AIM OF THE EXERCISE ▸
Search the listing below for the word "Durchschnittliche" and copy each line that holds it.

(Figure collection entries)
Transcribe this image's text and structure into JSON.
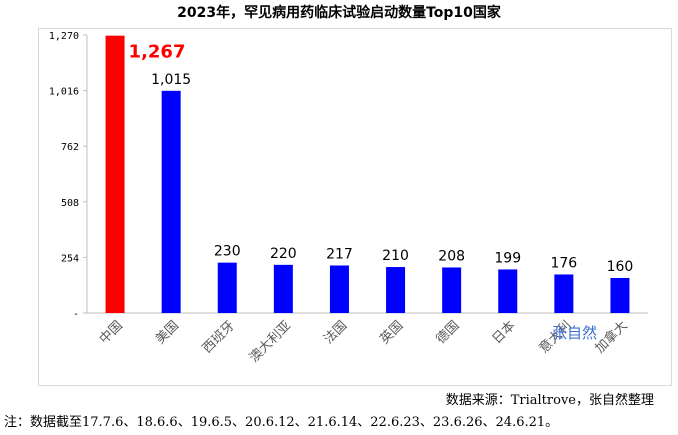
{
  "chart_data": {
    "type": "bar",
    "title": "2023年，罕见病用药临床试验启动数量Top10国家",
    "categories": [
      "中国",
      "美国",
      "西班牙",
      "澳大利亚",
      "法国",
      "英国",
      "德国",
      "日本",
      "意大利",
      "加拿大"
    ],
    "values": [
      1267,
      1015,
      230,
      220,
      217,
      210,
      208,
      199,
      176,
      160
    ],
    "value_labels": [
      "1,267",
      "1,015",
      "230",
      "220",
      "217",
      "210",
      "208",
      "199",
      "176",
      "160"
    ],
    "ytick_labels": [
      "-",
      "254",
      "508",
      "762",
      "1,016",
      "1,270"
    ],
    "ytick_values": [
      0,
      254,
      508,
      762,
      1016,
      1270
    ],
    "ylim": [
      0,
      1270
    ],
    "xlabel": "",
    "ylabel": "",
    "grid": false,
    "highlight_index": 0,
    "colors": {
      "highlight": "#ff0000",
      "bars": "#0000ff"
    }
  },
  "watermark": "张自然",
  "source": "数据来源：Trialtrove，张自然整理",
  "note": "注：数据截至17.7.6、18.6.6、19.6.5、20.6.12、21.6.14、22.6.23、23.6.26、24.6.21。"
}
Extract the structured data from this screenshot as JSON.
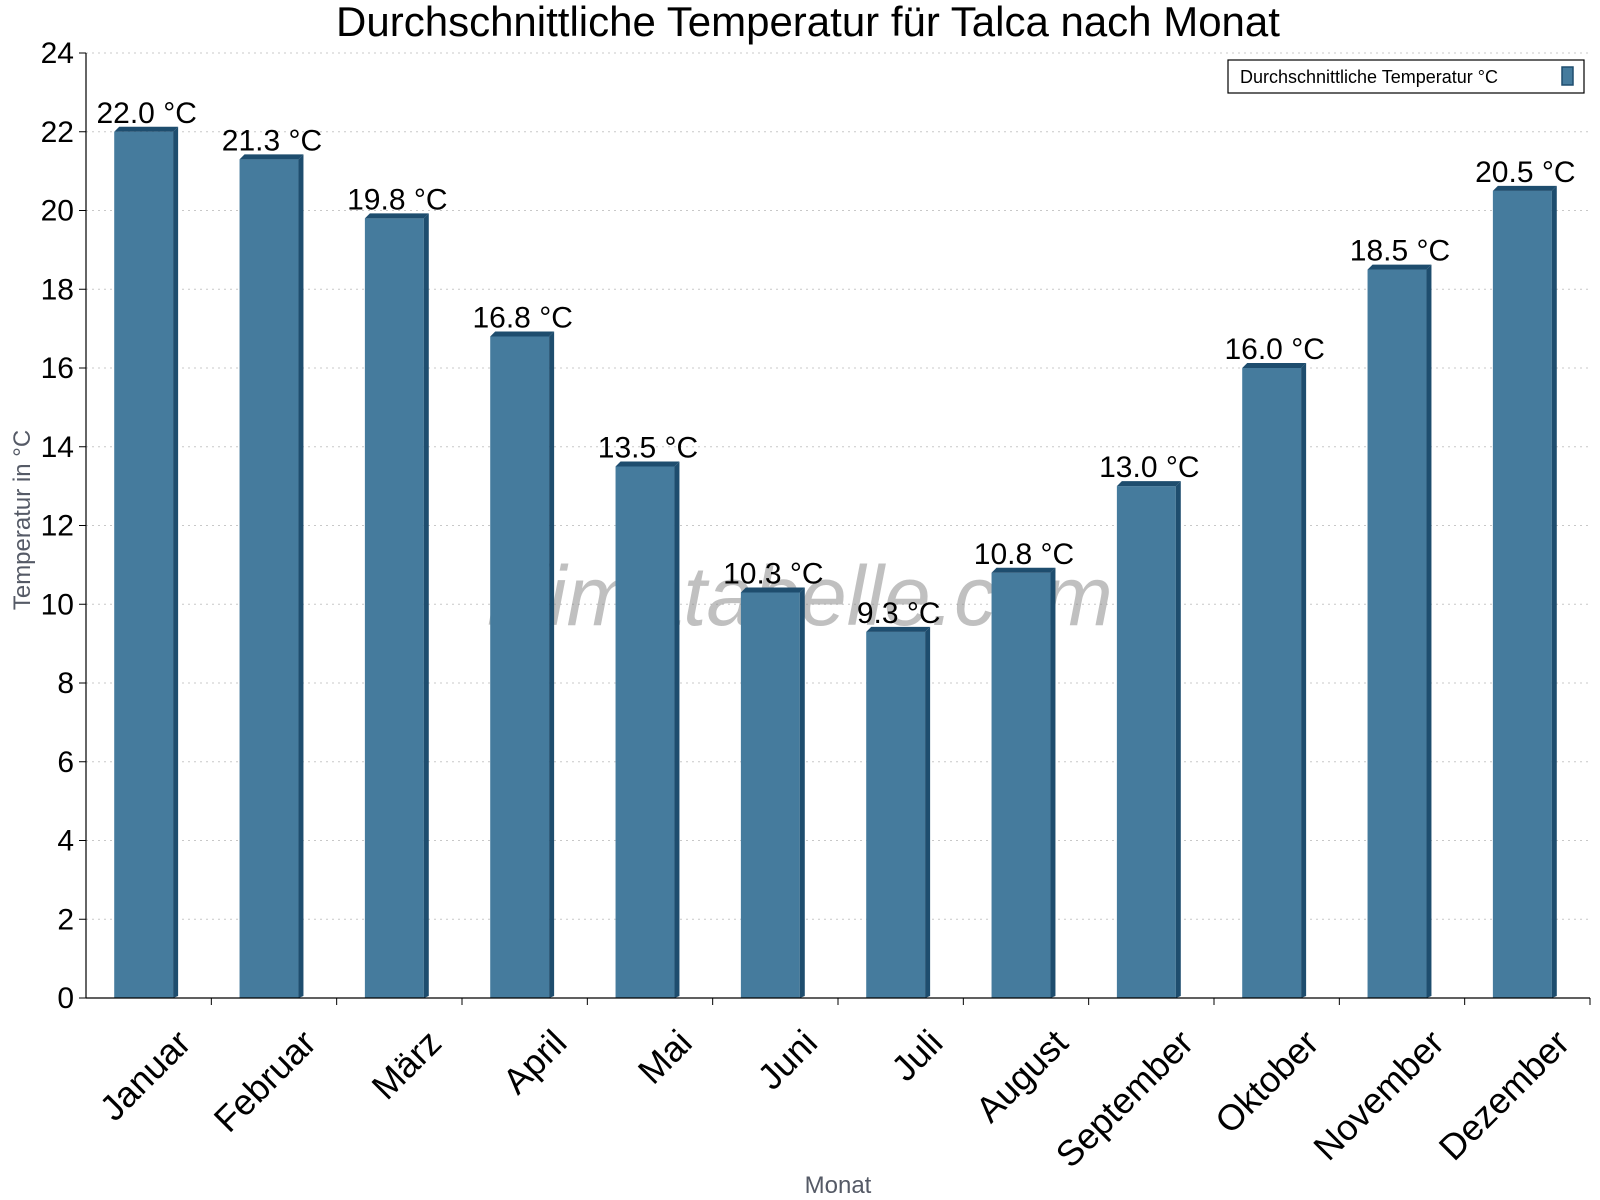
{
  "chart_data": {
    "type": "bar",
    "title": "Durchschnittliche Temperatur für Talca nach Monat",
    "xlabel": "Monat",
    "ylabel": "Temperatur in °C",
    "categories": [
      "Januar",
      "Februar",
      "März",
      "April",
      "Mai",
      "Juni",
      "Juli",
      "August",
      "September",
      "Oktober",
      "November",
      "Dezember"
    ],
    "series": [
      {
        "name": "Durchschnittliche Temperatur °C",
        "values": [
          22.0,
          21.3,
          19.8,
          16.8,
          13.5,
          10.3,
          9.3,
          10.8,
          13.0,
          16.0,
          18.5,
          20.5
        ],
        "color": "#457b9d",
        "edge_color": "#1e4d6e"
      }
    ],
    "value_suffix": " °C",
    "ylim": [
      0,
      24
    ],
    "yticks": [
      0,
      2,
      4,
      6,
      8,
      10,
      12,
      14,
      16,
      18,
      20,
      22,
      24
    ],
    "grid": true,
    "legend_position": "top-right",
    "watermark": "klimatabelle.com"
  }
}
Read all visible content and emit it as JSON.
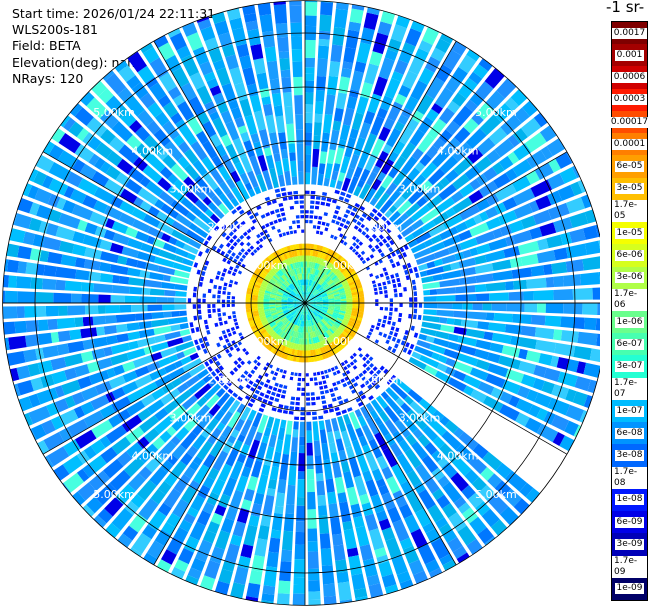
{
  "info": {
    "start_time": "Start time: 2026/01/24 22:11:31",
    "instrument": "WLS200s-181",
    "field": "Field: BETA",
    "elevation": "Elevation(deg): nan",
    "nrays": "NRays: 120"
  },
  "colorbar": {
    "title": "-1 sr-",
    "ticks": [
      "0.0017",
      "0.001",
      "0.0006",
      "0.0003",
      "0.00017",
      "0.0001",
      "6e-05",
      "3e-05",
      "1.7e-05",
      "1e-05",
      "6e-06",
      "3e-06",
      "1.7e-06",
      "1e-06",
      "6e-07",
      "3e-07",
      "1.7e-07",
      "1e-07",
      "6e-08",
      "3e-08",
      "1.7e-08",
      "1e-08",
      "6e-09",
      "3e-09",
      "1.7e-09",
      "1e-09"
    ],
    "colors": [
      "#7f0000",
      "#a40000",
      "#d00000",
      "#ff1a00",
      "#ff4d00",
      "#ff7f00",
      "#ff9f00",
      "#ffbf00",
      "#ffdf00",
      "#f5ff00",
      "#d6ff1e",
      "#b0ff47",
      "#8dff6a",
      "#6aff8d",
      "#47ffb0",
      "#24ffd3",
      "#00e4f8",
      "#00bcff",
      "#0094ff",
      "#0068ff",
      "#0040ff",
      "#0018ff",
      "#0000e8",
      "#0000b8",
      "#000090",
      "#000068"
    ]
  },
  "chart_data": {
    "type": "heatmap",
    "projection": "polar (PPI scan)",
    "field": "BETA",
    "n_rays": 120,
    "range_rings_km": [
      1,
      2,
      3,
      4,
      5
    ],
    "range_labels": [
      "1.00km",
      "2.00km",
      "3.00km",
      "4.00km",
      "5.00km"
    ],
    "max_range_km": 5.6,
    "blanked_sector_deg": [
      120,
      130
    ],
    "colorscale": "log10 jet",
    "colorscale_range": [
      1e-09,
      0.0017
    ],
    "typical_values": {
      "near_field_ring_0_to_1km": "1.7e-06 to 1.7e-05",
      "mid_to_far_range": "3e-08 to 1e-07"
    }
  }
}
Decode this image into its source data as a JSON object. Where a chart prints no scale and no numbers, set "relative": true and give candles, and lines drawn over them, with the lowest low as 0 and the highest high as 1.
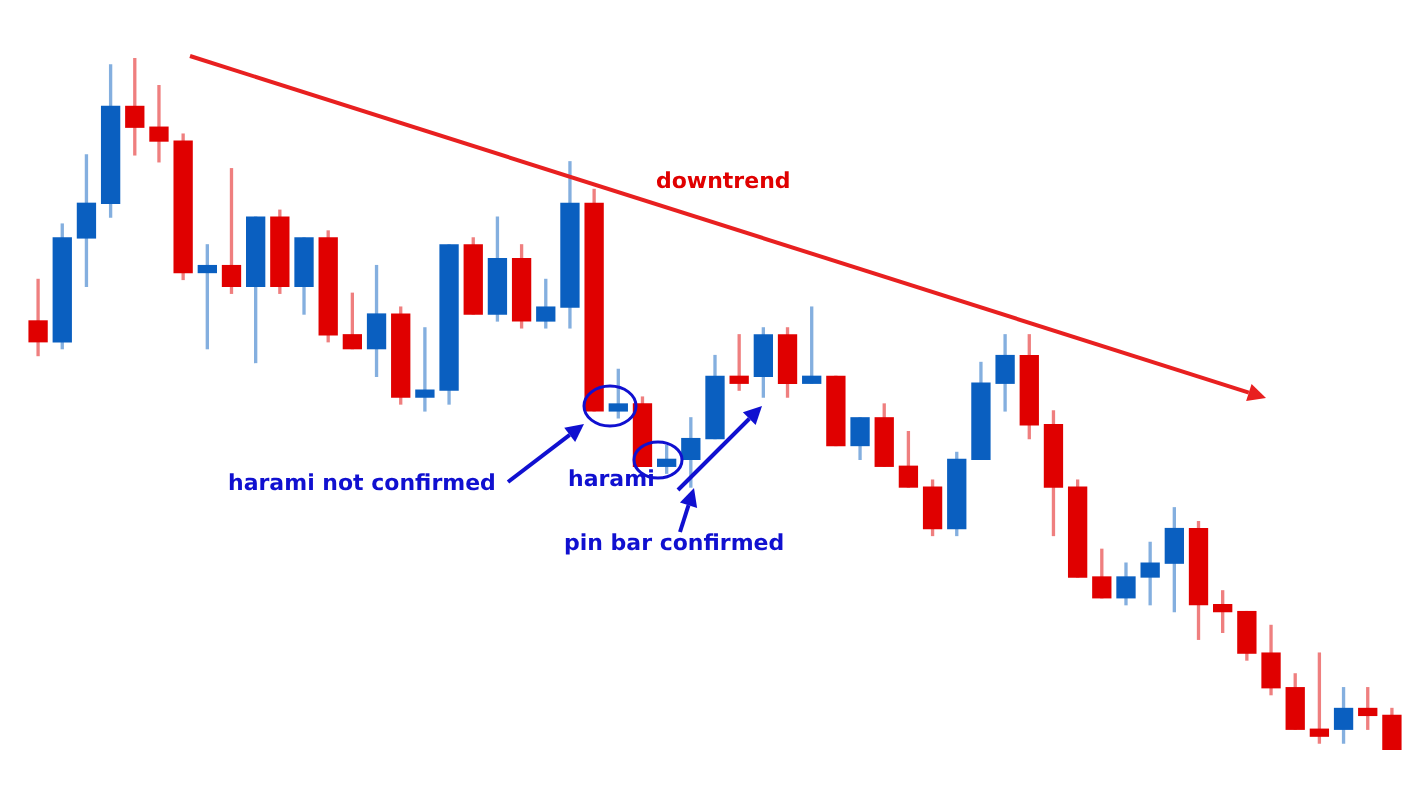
{
  "chart_data": {
    "type": "candlestick",
    "relative": true,
    "categories": [
      null,
      null,
      null,
      null,
      null,
      null,
      null,
      null,
      null,
      null,
      null,
      null,
      null,
      null,
      null,
      null,
      null,
      null,
      null,
      null,
      null,
      null,
      null,
      null,
      null,
      null,
      null,
      null,
      null,
      null,
      null,
      null,
      null,
      null,
      null,
      null,
      null,
      null,
      null,
      null,
      null,
      null,
      null,
      null,
      null,
      null,
      null,
      null,
      null,
      null,
      null,
      null,
      null,
      null,
      null,
      null,
      null
    ],
    "ohlc": [
      [
        0.62,
        0.68,
        0.57,
        0.59
      ],
      [
        0.59,
        0.76,
        0.58,
        0.74
      ],
      [
        0.74,
        0.86,
        0.67,
        0.79
      ],
      [
        0.79,
        0.99,
        0.77,
        0.93
      ],
      [
        0.93,
        1.0,
        0.86,
        0.9
      ],
      [
        0.9,
        0.96,
        0.85,
        0.88
      ],
      [
        0.88,
        0.89,
        0.68,
        0.69
      ],
      [
        0.69,
        0.73,
        0.58,
        0.7
      ],
      [
        0.7,
        0.84,
        0.66,
        0.67
      ],
      [
        0.67,
        0.77,
        0.56,
        0.77
      ],
      [
        0.77,
        0.78,
        0.66,
        0.67
      ],
      [
        0.67,
        0.74,
        0.63,
        0.74
      ],
      [
        0.74,
        0.75,
        0.59,
        0.6
      ],
      [
        0.6,
        0.66,
        0.58,
        0.58
      ],
      [
        0.58,
        0.7,
        0.54,
        0.63
      ],
      [
        0.63,
        0.64,
        0.5,
        0.51
      ],
      [
        0.51,
        0.61,
        0.49,
        0.52
      ],
      [
        0.52,
        0.73,
        0.5,
        0.73
      ],
      [
        0.73,
        0.74,
        0.63,
        0.63
      ],
      [
        0.63,
        0.77,
        0.62,
        0.71
      ],
      [
        0.71,
        0.73,
        0.61,
        0.62
      ],
      [
        0.62,
        0.68,
        0.61,
        0.64
      ],
      [
        0.64,
        0.85,
        0.61,
        0.79
      ],
      [
        0.79,
        0.81,
        0.49,
        0.49
      ],
      [
        0.49,
        0.55,
        0.48,
        0.5
      ],
      [
        0.5,
        0.51,
        0.41,
        0.41
      ],
      [
        0.41,
        0.44,
        0.4,
        0.42
      ],
      [
        0.42,
        0.48,
        0.38,
        0.45
      ],
      [
        0.45,
        0.57,
        0.45,
        0.54
      ],
      [
        0.54,
        0.6,
        0.52,
        0.53
      ],
      [
        0.54,
        0.61,
        0.51,
        0.6
      ],
      [
        0.6,
        0.61,
        0.51,
        0.53
      ],
      [
        0.53,
        0.64,
        0.53,
        0.54
      ],
      [
        0.54,
        0.54,
        0.44,
        0.44
      ],
      [
        0.44,
        0.48,
        0.42,
        0.48
      ],
      [
        0.48,
        0.5,
        0.41,
        0.41
      ],
      [
        0.41,
        0.46,
        0.38,
        0.38
      ],
      [
        0.38,
        0.39,
        0.31,
        0.32
      ],
      [
        0.32,
        0.43,
        0.31,
        0.42
      ],
      [
        0.42,
        0.56,
        0.42,
        0.53
      ],
      [
        0.53,
        0.6,
        0.49,
        0.57
      ],
      [
        0.57,
        0.6,
        0.45,
        0.47
      ],
      [
        0.47,
        0.49,
        0.31,
        0.38
      ],
      [
        0.38,
        0.39,
        0.25,
        0.25
      ],
      [
        0.25,
        0.29,
        0.22,
        0.22
      ],
      [
        0.22,
        0.27,
        0.21,
        0.25
      ],
      [
        0.25,
        0.3,
        0.21,
        0.27
      ],
      [
        0.27,
        0.35,
        0.2,
        0.32
      ],
      [
        0.32,
        0.33,
        0.16,
        0.21
      ],
      [
        0.21,
        0.23,
        0.17,
        0.2
      ],
      [
        0.2,
        0.2,
        0.13,
        0.14
      ],
      [
        0.14,
        0.18,
        0.08,
        0.09
      ],
      [
        0.09,
        0.11,
        0.03,
        0.03
      ],
      [
        0.03,
        0.14,
        0.01,
        0.02
      ],
      [
        0.03,
        0.09,
        0.01,
        0.06
      ],
      [
        0.06,
        0.09,
        0.03,
        0.05
      ],
      [
        0.05,
        0.06,
        0.0,
        0.0
      ]
    ],
    "colors": [
      "#e00000",
      "#0a5fc0",
      "#0a5fc0",
      "#0a5fc0",
      "#e00000",
      "#e00000",
      "#e00000",
      "#0a5fc0",
      "#e00000",
      "#0a5fc0",
      "#e00000",
      "#0a5fc0",
      "#e00000",
      "#e00000",
      "#0a5fc0",
      "#e00000",
      "#0a5fc0",
      "#0a5fc0",
      "#e00000",
      "#0a5fc0",
      "#e00000",
      "#0a5fc0",
      "#0a5fc0",
      "#e00000",
      "#0a5fc0",
      "#e00000",
      "#0a5fc0",
      "#0a5fc0",
      "#0a5fc0",
      "#e00000",
      "#0a5fc0",
      "#e00000",
      "#0a5fc0",
      "#e00000",
      "#0a5fc0",
      "#e00000",
      "#e00000",
      "#e00000",
      "#0a5fc0",
      "#0a5fc0",
      "#0a5fc0",
      "#e00000",
      "#e00000",
      "#e00000",
      "#e00000",
      "#0a5fc0",
      "#0a5fc0",
      "#0a5fc0",
      "#e00000",
      "#e00000",
      "#e00000",
      "#e00000",
      "#e00000",
      "#e00000",
      "#0a5fc0",
      "#e00000",
      "#e00000"
    ],
    "annotations": [
      "downtrend",
      "harami not confirmed",
      "harami",
      "pin bar confirmed"
    ],
    "legend": false,
    "tick_labels": false
  }
}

TASK RESULT ▸
    "title": "Durchschnittliche Temperatur für Talca nach Monat",
        "name": "Durchschnittliche Temperatur °C",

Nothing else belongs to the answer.